### Material for the task:
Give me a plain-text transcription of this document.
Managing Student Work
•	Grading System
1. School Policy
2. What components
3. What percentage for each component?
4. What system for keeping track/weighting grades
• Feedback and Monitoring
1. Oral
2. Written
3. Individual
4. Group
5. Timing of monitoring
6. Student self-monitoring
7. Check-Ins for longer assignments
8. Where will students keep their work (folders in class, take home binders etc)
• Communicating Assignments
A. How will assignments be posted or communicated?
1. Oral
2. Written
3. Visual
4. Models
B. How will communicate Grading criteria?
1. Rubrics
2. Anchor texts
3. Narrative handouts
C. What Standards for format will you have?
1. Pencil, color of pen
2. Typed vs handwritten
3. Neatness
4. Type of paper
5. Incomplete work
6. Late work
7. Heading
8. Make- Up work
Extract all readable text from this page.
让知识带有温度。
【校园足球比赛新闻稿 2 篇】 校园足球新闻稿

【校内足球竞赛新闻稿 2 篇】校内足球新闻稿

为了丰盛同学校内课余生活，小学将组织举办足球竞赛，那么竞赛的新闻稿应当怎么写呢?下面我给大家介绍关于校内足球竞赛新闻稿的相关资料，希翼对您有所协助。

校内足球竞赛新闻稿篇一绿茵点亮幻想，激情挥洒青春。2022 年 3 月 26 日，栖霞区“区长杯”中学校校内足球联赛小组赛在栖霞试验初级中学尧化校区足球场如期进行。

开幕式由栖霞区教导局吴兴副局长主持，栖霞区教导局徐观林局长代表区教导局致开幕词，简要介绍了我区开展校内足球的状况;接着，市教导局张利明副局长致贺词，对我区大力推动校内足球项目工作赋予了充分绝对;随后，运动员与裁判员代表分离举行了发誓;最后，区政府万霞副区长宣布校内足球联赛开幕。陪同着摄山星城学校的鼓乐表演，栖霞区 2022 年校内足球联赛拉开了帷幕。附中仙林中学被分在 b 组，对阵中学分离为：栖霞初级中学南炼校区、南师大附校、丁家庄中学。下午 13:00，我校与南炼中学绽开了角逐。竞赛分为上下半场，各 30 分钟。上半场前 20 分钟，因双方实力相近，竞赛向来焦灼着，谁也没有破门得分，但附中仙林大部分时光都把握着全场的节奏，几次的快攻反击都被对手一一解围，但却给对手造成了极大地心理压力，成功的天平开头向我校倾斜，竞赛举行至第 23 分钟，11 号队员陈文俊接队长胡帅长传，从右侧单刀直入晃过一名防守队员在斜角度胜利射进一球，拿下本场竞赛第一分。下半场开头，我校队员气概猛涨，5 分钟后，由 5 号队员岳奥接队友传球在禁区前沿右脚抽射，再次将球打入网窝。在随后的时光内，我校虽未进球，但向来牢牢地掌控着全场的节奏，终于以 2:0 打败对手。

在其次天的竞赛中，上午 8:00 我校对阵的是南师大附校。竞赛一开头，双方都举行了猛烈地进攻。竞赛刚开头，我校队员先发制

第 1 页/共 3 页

### Task to complete:
Reproduce the listing above exactly from the line containing "Extract all readable text from this page." through its last line, with both of those lines included.

### Correct result:
Extract all readable text from this page.
让知识带有温度。
【校园足球比赛新闻稿 2 篇】 校园足球新闻稿

【校内足球竞赛新闻稿 2 篇】校内足球新闻稿

为了丰盛同学校内课余生活，小学将组织举办足球竞赛，那么竞赛的新闻稿应当怎么写呢?下面我给大家介绍关于校内足球竞赛新闻稿的相关资料，希翼对您有所协助。

校内足球竞赛新闻稿篇一绿茵点亮幻想，激情挥洒青春。2022 年 3 月 26 日，栖霞区“区长杯”中学校校内足球联赛小组赛在栖霞试验初级中学尧化校区足球场如期进行。

开幕式由栖霞区教导局吴兴副局长主持，栖霞区教导局徐观林局长代表区教导局致开幕词，简要介绍了我区开展校内足球的状况;接着，市教导局张利明副局长致贺词，对我区大力推动校内足球项目工作赋予了充分绝对;随后，运动员与裁判员代表分离举行了发誓;最后，区政府万霞副区长宣布校内足球联赛开幕。陪同着摄山星城学校的鼓乐表演，栖霞区 2022 年校内足球联赛拉开了帷幕。附中仙林中学被分在 b 组，对阵中学分离为：栖霞初级中学南炼校区、南师大附校、丁家庄中学。下午 13:00，我校与南炼中学绽开了角逐。竞赛分为上下半场，各 30 分钟。上半场前 20 分钟，因双方实力相近，竞赛向来焦灼着，谁也没有破门得分，但附中仙林大部分时光都把握着全场的节奏，几次的快攻反击都被对手一一解围，但却给对手造成了极大地心理压力，成功的天平开头向我校倾斜，竞赛举行至第 23 分钟，11 号队员陈文俊接队长胡帅长传，从右侧单刀直入晃过一名防守队员在斜角度胜利射进一球，拿下本场竞赛第一分。下半场开头，我校队员气概猛涨，5 分钟后，由 5 号队员岳奥接队友传球在禁区前沿右脚抽射，再次将球打入网窝。在随后的时光内，我校虽未进球，但向来牢牢地掌控着全场的节奏，终于以 2:0 打败对手。

在其次天的竞赛中，上午 8:00 我校对阵的是南师大附校。竞赛一开头，双方都举行了猛烈地进攻。竞赛刚开头，我校队员先发制

第 1 页/共 3 页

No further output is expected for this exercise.